>> START

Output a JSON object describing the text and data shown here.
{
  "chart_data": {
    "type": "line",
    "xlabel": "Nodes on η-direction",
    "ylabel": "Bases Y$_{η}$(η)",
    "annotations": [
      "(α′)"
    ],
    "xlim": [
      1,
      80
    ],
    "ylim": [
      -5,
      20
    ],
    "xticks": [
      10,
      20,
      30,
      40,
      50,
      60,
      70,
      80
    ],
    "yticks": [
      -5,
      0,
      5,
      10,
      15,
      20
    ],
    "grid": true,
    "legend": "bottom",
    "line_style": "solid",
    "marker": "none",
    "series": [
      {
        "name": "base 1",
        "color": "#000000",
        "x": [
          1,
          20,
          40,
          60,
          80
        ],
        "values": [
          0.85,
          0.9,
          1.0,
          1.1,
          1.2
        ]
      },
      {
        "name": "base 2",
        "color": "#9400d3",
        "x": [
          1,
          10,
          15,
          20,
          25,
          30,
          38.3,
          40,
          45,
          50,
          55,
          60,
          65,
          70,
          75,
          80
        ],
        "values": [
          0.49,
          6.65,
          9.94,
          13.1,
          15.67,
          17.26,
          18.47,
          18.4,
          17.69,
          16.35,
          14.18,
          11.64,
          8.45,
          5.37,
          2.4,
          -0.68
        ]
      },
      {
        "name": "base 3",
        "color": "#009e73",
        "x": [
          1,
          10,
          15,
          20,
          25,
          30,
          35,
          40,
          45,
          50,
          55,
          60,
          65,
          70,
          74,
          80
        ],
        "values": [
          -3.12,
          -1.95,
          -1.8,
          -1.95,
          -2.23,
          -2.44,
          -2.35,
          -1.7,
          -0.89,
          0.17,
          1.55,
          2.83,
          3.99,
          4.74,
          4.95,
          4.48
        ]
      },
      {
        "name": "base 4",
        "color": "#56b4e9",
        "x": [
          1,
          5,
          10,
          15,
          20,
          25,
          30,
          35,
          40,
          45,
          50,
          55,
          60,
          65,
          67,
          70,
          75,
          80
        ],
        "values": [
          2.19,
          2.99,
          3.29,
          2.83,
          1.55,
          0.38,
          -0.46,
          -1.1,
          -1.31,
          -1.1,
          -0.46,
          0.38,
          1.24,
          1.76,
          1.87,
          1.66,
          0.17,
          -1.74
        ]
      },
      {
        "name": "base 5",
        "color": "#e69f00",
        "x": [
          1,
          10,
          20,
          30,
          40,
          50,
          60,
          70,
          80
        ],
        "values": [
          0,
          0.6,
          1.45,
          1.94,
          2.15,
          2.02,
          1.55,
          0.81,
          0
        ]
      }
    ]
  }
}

>> END

▶ _PROBLEM DETAILS_
Copy out all of the lines above exactly.

▶ _ANSWER FOR THIS EXERCISE_
Output a JSON object describing the text and data shown here.
{
  "chart_data": {
    "type": "line",
    "xlabel": "Nodes on η-direction",
    "ylabel": "Bases Y$_{η}$(η)",
    "annotations": [
      "(α′)"
    ],
    "xlim": [
      1,
      80
    ],
    "ylim": [
      -5,
      20
    ],
    "xticks": [
      10,
      20,
      30,
      40,
      50,
      60,
      70,
      80
    ],
    "yticks": [
      -5,
      0,
      5,
      10,
      15,
      20
    ],
    "grid": true,
    "legend": "bottom",
    "line_style": "solid",
    "marker": "none",
    "series": [
      {
        "name": "base 1",
        "color": "#000000",
        "x": [
          1,
          20,
          40,
          60,
          80
        ],
        "values": [
          0.85,
          0.9,
          1.0,
          1.1,
          1.2
        ]
      },
      {
        "name": "base 2",
        "color": "#9400d3",
        "x": [
          1,
          10,
          15,
          20,
          25,
          30,
          38.3,
          40,
          45,
          50,
          55,
          60,
          65,
          70,
          75,
          80
        ],
        "values": [
          0.49,
          6.65,
          9.94,
          13.1,
          15.67,
          17.26,
          18.47,
          18.4,
          17.69,
          16.35,
          14.18,
          11.64,
          8.45,
          5.37,
          2.4,
          -0.68
        ]
      },
      {
        "name": "base 3",
        "color": "#009e73",
        "x": [
          1,
          10,
          15,
          20,
          25,
          30,
          35,
          40,
          45,
          50,
          55,
          60,
          65,
          70,
          74,
          80
        ],
        "values": [
          -3.12,
          -1.95,
          -1.8,
          -1.95,
          -2.23,
          -2.44,
          -2.35,
          -1.7,
          -0.89,
          0.17,
          1.55,
          2.83,
          3.99,
          4.74,
          4.95,
          4.48
        ]
      },
      {
        "name": "base 4",
        "color": "#56b4e9",
        "x": [
          1,
          5,
          10,
          15,
          20,
          25,
          30,
          35,
          40,
          45,
          50,
          55,
          60,
          65,
          67,
          70,
          75,
          80
        ],
        "values": [
          2.19,
          2.99,
          3.29,
          2.83,
          1.55,
          0.38,
          -0.46,
          -1.1,
          -1.31,
          -1.1,
          -0.46,
          0.38,
          1.24,
          1.76,
          1.87,
          1.66,
          0.17,
          -1.74
        ]
      },
      {
        "name": "base 5",
        "color": "#e69f00",
        "x": [
          1,
          10,
          20,
          30,
          40,
          50,
          60,
          70,
          80
        ],
        "values": [
          0,
          0.6,
          1.45,
          1.94,
          2.15,
          2.02,
          1.55,
          0.81,
          0
        ]
      }
    ]
  }
}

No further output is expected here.